Objective:
Search the listing below for the string "מטבע" and show each line that contains it.

[Stored data entries]
□ □ □ □ □
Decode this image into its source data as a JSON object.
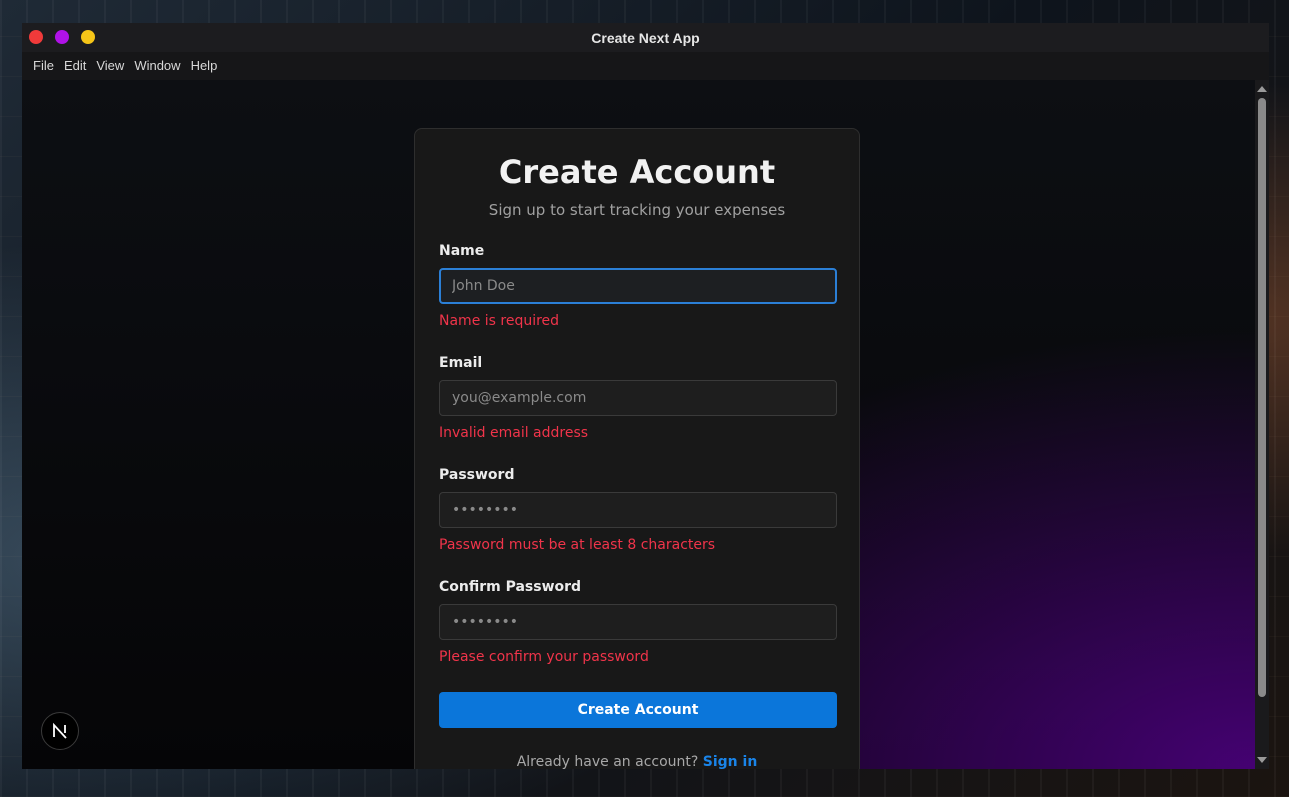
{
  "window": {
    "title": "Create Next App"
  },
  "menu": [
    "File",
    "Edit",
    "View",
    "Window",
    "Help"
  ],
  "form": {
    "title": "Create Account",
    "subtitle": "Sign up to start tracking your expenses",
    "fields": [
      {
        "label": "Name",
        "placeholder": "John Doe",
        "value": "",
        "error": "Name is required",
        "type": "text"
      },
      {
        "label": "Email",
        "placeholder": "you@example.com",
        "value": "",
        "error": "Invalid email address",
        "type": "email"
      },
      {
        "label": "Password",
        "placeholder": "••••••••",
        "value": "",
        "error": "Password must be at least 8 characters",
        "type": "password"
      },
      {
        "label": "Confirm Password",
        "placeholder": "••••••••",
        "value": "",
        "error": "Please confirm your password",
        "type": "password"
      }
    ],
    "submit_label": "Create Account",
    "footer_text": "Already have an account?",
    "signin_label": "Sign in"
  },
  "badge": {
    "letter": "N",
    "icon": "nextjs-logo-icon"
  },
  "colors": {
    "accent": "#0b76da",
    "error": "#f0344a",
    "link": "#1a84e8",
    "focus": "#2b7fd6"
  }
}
□ □ □ □ □
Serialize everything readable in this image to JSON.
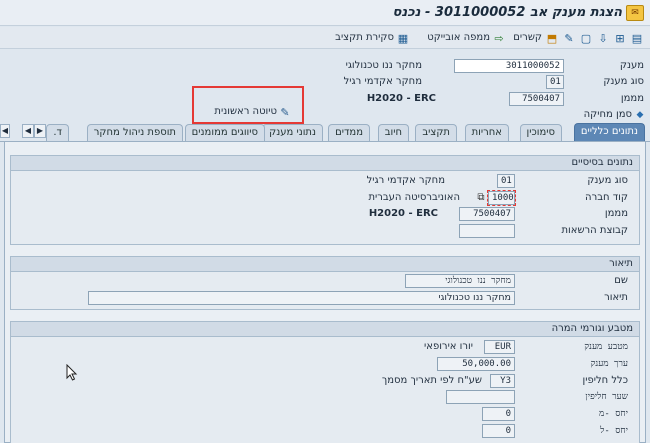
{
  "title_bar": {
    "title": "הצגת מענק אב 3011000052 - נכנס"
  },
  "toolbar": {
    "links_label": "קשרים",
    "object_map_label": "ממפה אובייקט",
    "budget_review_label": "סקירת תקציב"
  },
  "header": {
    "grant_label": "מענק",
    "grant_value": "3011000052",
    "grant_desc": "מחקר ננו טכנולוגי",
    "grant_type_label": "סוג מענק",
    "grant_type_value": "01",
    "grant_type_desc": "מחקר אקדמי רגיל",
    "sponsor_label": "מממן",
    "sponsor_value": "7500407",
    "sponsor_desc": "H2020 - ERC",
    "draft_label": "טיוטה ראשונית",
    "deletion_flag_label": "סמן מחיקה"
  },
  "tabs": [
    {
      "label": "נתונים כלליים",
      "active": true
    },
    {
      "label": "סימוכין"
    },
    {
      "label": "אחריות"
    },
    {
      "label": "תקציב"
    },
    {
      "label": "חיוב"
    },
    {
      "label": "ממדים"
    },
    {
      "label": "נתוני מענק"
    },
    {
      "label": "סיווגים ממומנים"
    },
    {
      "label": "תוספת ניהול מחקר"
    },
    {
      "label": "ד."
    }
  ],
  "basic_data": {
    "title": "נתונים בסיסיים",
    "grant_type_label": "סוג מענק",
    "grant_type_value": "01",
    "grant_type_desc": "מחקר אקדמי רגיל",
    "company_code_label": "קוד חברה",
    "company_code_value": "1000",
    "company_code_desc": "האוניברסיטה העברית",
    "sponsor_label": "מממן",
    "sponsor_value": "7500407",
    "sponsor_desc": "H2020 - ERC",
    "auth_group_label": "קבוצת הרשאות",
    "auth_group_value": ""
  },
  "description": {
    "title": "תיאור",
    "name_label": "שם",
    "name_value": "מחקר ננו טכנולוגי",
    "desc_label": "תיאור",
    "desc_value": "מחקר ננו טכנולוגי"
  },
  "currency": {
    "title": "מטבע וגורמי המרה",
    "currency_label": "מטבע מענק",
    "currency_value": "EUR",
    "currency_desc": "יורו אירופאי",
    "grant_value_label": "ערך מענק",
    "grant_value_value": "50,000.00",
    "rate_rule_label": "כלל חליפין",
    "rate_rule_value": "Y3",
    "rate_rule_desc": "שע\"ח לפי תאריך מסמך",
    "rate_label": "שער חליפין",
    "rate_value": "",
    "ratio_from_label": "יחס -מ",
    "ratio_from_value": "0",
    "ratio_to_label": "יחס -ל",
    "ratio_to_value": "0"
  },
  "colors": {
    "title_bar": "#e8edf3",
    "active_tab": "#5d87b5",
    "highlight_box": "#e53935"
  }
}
□ □ □ □ □
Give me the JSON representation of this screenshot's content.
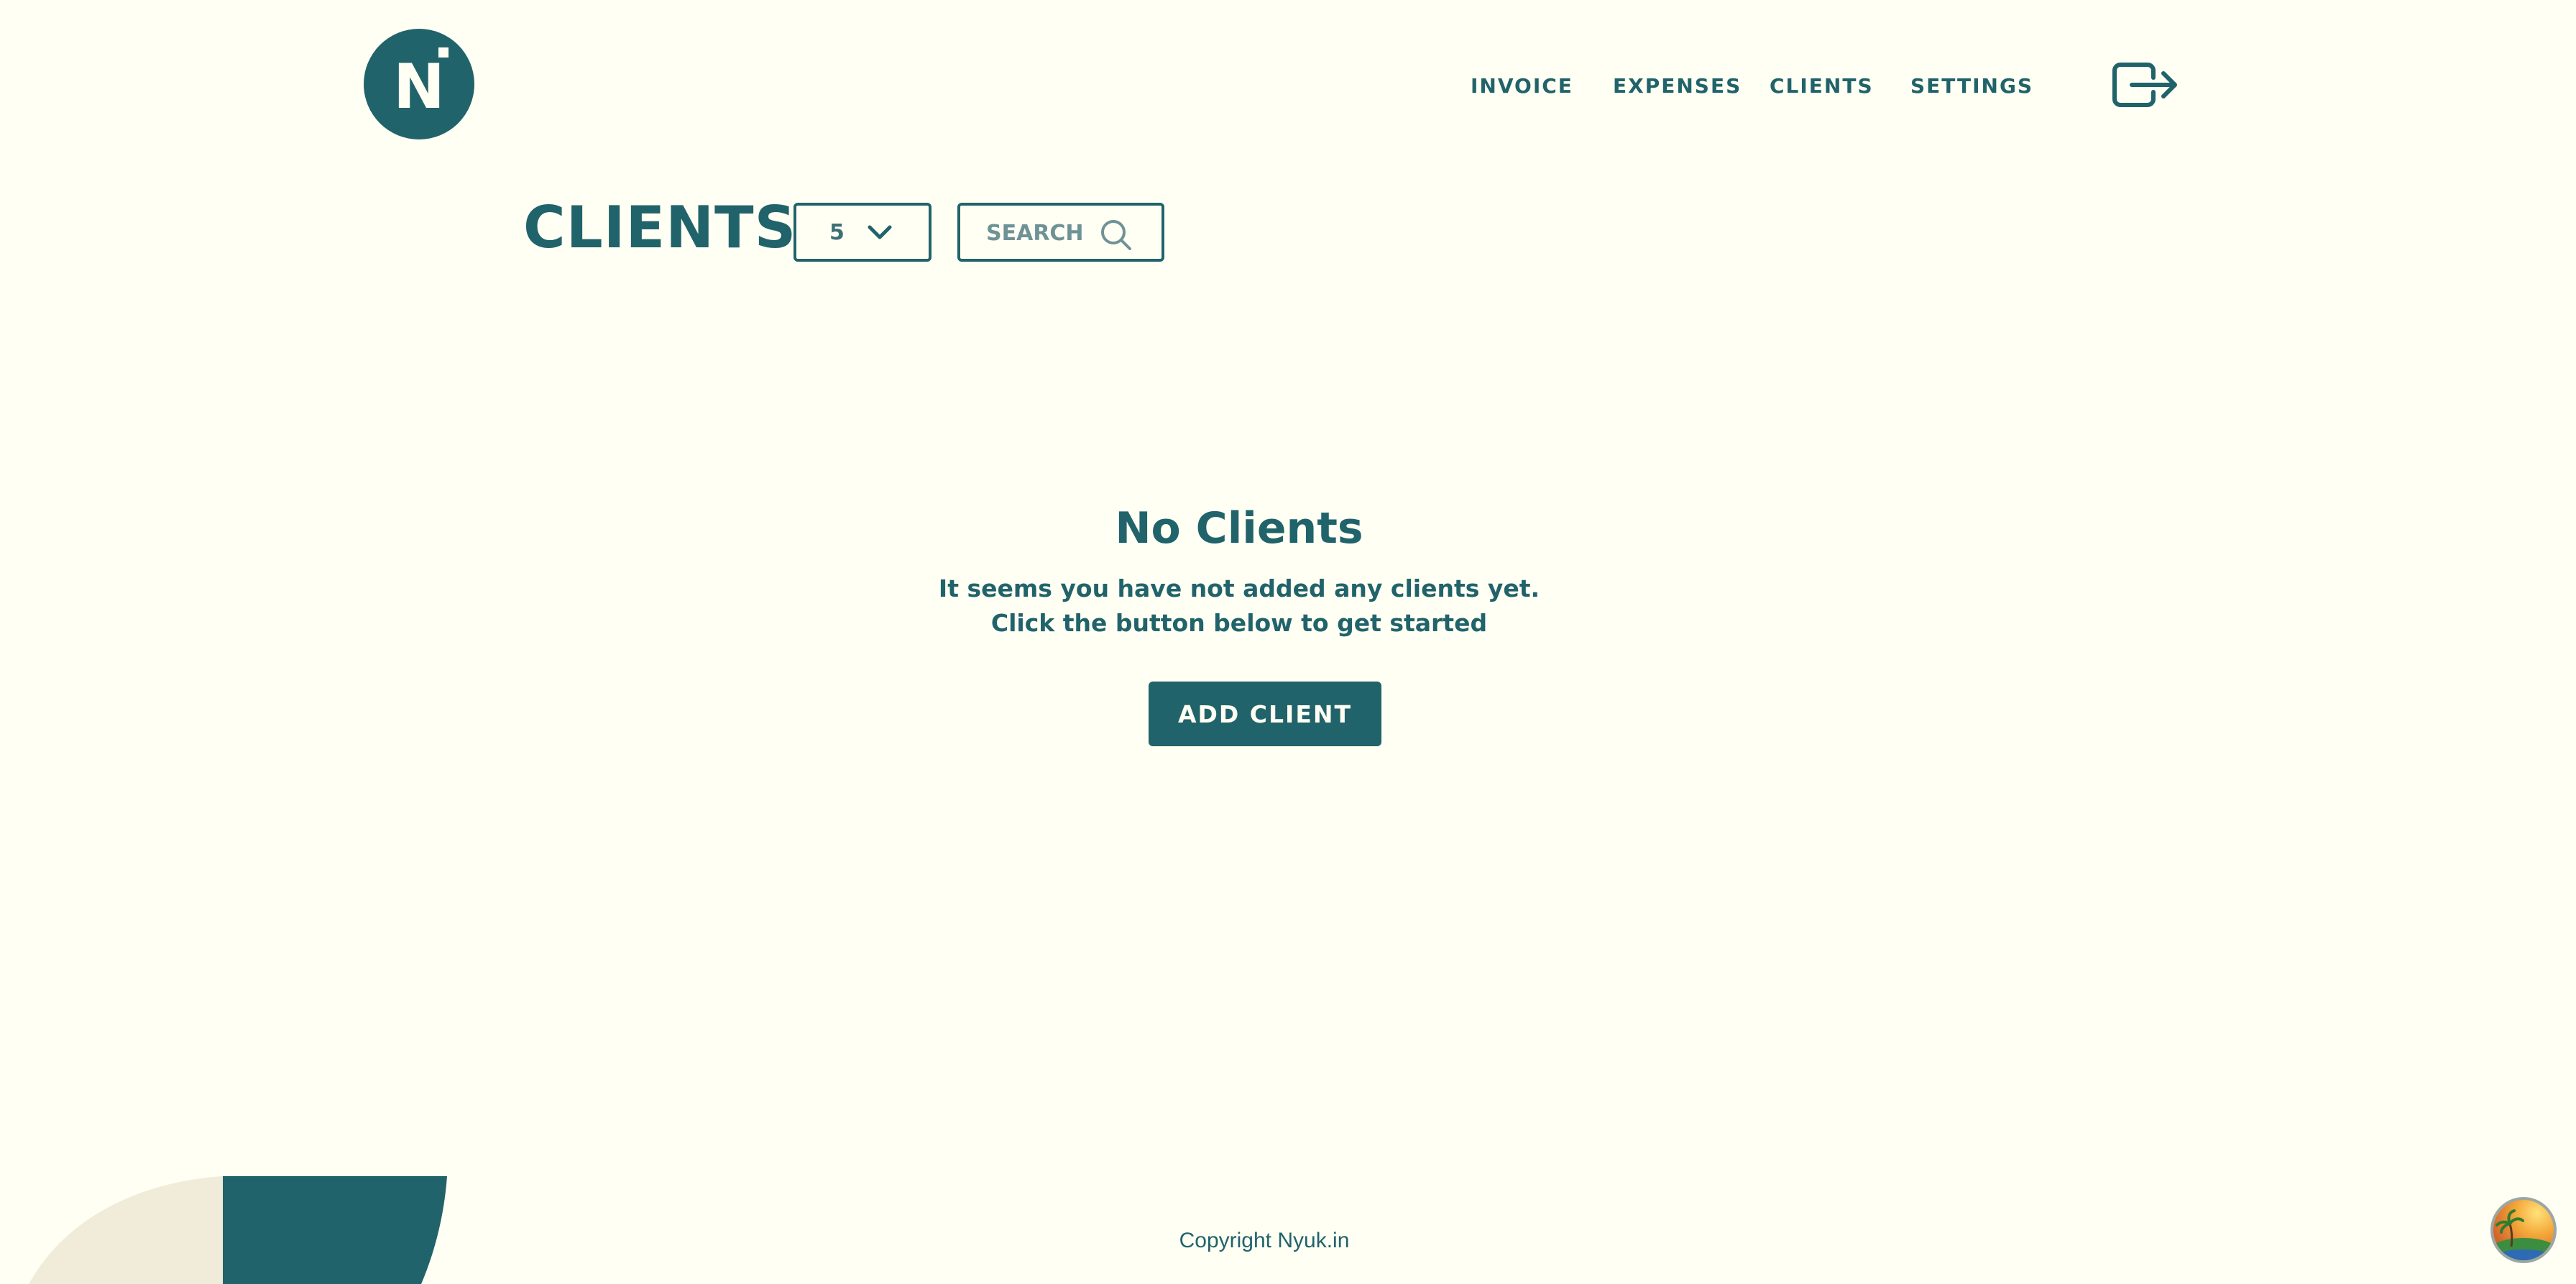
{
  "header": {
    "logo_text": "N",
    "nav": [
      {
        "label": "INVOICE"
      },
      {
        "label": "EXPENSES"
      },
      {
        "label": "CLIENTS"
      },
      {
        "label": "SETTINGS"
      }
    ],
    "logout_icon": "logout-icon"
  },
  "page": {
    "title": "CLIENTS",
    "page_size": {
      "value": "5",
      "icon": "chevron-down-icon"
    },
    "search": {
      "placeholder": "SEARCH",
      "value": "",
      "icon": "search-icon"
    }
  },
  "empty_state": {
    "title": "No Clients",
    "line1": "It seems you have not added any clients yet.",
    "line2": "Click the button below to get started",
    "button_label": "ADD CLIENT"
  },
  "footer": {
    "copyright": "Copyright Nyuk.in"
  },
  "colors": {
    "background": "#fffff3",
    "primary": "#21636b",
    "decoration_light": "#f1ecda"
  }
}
□ □ □ □ □
Worked answer:
    "title": "מטבע וגורמי המרה",
    "currency_label": "מטבע מענק",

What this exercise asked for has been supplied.